— START OF Data for this task —

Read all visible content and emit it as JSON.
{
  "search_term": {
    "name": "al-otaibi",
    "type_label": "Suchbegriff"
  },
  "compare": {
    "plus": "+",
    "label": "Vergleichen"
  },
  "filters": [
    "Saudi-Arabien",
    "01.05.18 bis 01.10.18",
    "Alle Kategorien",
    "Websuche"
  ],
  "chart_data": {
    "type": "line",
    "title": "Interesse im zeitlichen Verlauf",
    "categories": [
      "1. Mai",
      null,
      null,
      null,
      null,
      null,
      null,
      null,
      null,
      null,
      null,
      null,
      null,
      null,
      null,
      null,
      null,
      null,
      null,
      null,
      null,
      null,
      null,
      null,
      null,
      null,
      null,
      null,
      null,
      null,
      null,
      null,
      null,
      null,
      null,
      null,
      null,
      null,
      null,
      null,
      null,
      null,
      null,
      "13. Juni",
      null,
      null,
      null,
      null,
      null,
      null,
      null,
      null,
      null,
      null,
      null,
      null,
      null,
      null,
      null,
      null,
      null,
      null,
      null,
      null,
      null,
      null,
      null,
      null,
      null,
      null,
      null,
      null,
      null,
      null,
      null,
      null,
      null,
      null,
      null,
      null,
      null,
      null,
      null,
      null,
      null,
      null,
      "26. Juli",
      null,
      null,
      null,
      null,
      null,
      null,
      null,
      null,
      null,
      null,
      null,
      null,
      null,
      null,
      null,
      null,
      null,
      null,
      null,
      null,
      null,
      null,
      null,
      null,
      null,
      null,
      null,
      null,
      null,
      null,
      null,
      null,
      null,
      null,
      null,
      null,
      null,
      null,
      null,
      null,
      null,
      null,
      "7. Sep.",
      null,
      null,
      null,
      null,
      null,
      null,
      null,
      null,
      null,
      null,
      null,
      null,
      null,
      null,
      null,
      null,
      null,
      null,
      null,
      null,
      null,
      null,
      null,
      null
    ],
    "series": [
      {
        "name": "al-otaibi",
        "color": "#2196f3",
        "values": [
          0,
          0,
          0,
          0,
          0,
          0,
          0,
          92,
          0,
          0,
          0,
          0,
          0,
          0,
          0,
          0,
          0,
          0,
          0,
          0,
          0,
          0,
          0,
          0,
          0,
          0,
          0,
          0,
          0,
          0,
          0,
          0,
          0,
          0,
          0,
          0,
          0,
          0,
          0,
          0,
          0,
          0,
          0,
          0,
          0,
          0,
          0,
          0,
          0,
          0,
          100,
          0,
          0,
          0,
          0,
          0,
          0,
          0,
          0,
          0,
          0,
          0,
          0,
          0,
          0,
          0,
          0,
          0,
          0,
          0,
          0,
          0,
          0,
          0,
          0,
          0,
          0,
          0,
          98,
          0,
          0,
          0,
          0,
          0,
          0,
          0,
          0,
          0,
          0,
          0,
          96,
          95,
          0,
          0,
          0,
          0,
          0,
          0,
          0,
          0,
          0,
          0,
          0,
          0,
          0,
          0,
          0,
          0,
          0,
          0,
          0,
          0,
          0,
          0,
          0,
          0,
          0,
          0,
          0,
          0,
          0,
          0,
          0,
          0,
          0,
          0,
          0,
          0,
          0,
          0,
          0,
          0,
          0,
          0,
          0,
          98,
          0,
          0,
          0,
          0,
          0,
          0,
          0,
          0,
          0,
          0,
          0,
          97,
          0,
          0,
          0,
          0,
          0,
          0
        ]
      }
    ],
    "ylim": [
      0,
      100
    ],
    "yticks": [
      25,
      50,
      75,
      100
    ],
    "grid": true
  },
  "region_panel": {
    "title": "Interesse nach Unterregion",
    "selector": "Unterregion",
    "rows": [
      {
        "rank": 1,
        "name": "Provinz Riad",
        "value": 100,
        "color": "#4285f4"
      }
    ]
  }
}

— END OF Data for this task —

The task
Reproduce all of the entries word for word.

Exercise response
Read all visible content and emit it as JSON.
{
  "search_term": {
    "name": "al-otaibi",
    "type_label": "Suchbegriff"
  },
  "compare": {
    "plus": "+",
    "label": "Vergleichen"
  },
  "filters": [
    "Saudi-Arabien",
    "01.05.18 bis 01.10.18",
    "Alle Kategorien",
    "Websuche"
  ],
  "chart_data": {
    "type": "line",
    "title": "Interesse im zeitlichen Verlauf",
    "categories": [
      "1. Mai",
      null,
      null,
      null,
      null,
      null,
      null,
      null,
      null,
      null,
      null,
      null,
      null,
      null,
      null,
      null,
      null,
      null,
      null,
      null,
      null,
      null,
      null,
      null,
      null,
      null,
      null,
      null,
      null,
      null,
      null,
      null,
      null,
      null,
      null,
      null,
      null,
      null,
      null,
      null,
      null,
      null,
      null,
      "13. Juni",
      null,
      null,
      null,
      null,
      null,
      null,
      null,
      null,
      null,
      null,
      null,
      null,
      null,
      null,
      null,
      null,
      null,
      null,
      null,
      null,
      null,
      null,
      null,
      null,
      null,
      null,
      null,
      null,
      null,
      null,
      null,
      null,
      null,
      null,
      null,
      null,
      null,
      null,
      null,
      null,
      null,
      null,
      "26. Juli",
      null,
      null,
      null,
      null,
      null,
      null,
      null,
      null,
      null,
      null,
      null,
      null,
      null,
      null,
      null,
      null,
      null,
      null,
      null,
      null,
      null,
      null,
      null,
      null,
      null,
      null,
      null,
      null,
      null,
      null,
      null,
      null,
      null,
      null,
      null,
      null,
      null,
      null,
      null,
      null,
      null,
      null,
      "7. Sep.",
      null,
      null,
      null,
      null,
      null,
      null,
      null,
      null,
      null,
      null,
      null,
      null,
      null,
      null,
      null,
      null,
      null,
      null,
      null,
      null,
      null,
      null,
      null,
      null
    ],
    "series": [
      {
        "name": "al-otaibi",
        "color": "#2196f3",
        "values": [
          0,
          0,
          0,
          0,
          0,
          0,
          0,
          92,
          0,
          0,
          0,
          0,
          0,
          0,
          0,
          0,
          0,
          0,
          0,
          0,
          0,
          0,
          0,
          0,
          0,
          0,
          0,
          0,
          0,
          0,
          0,
          0,
          0,
          0,
          0,
          0,
          0,
          0,
          0,
          0,
          0,
          0,
          0,
          0,
          0,
          0,
          0,
          0,
          0,
          0,
          100,
          0,
          0,
          0,
          0,
          0,
          0,
          0,
          0,
          0,
          0,
          0,
          0,
          0,
          0,
          0,
          0,
          0,
          0,
          0,
          0,
          0,
          0,
          0,
          0,
          0,
          0,
          0,
          98,
          0,
          0,
          0,
          0,
          0,
          0,
          0,
          0,
          0,
          0,
          0,
          96,
          95,
          0,
          0,
          0,
          0,
          0,
          0,
          0,
          0,
          0,
          0,
          0,
          0,
          0,
          0,
          0,
          0,
          0,
          0,
          0,
          0,
          0,
          0,
          0,
          0,
          0,
          0,
          0,
          0,
          0,
          0,
          0,
          0,
          0,
          0,
          0,
          0,
          0,
          0,
          0,
          0,
          0,
          0,
          0,
          98,
          0,
          0,
          0,
          0,
          0,
          0,
          0,
          0,
          0,
          0,
          0,
          97,
          0,
          0,
          0,
          0,
          0,
          0
        ]
      }
    ],
    "ylim": [
      0,
      100
    ],
    "yticks": [
      25,
      50,
      75,
      100
    ],
    "grid": true
  },
  "region_panel": {
    "title": "Interesse nach Unterregion",
    "selector": "Unterregion",
    "rows": [
      {
        "rank": 1,
        "name": "Provinz Riad",
        "value": 100,
        "color": "#4285f4"
      }
    ]
  }
}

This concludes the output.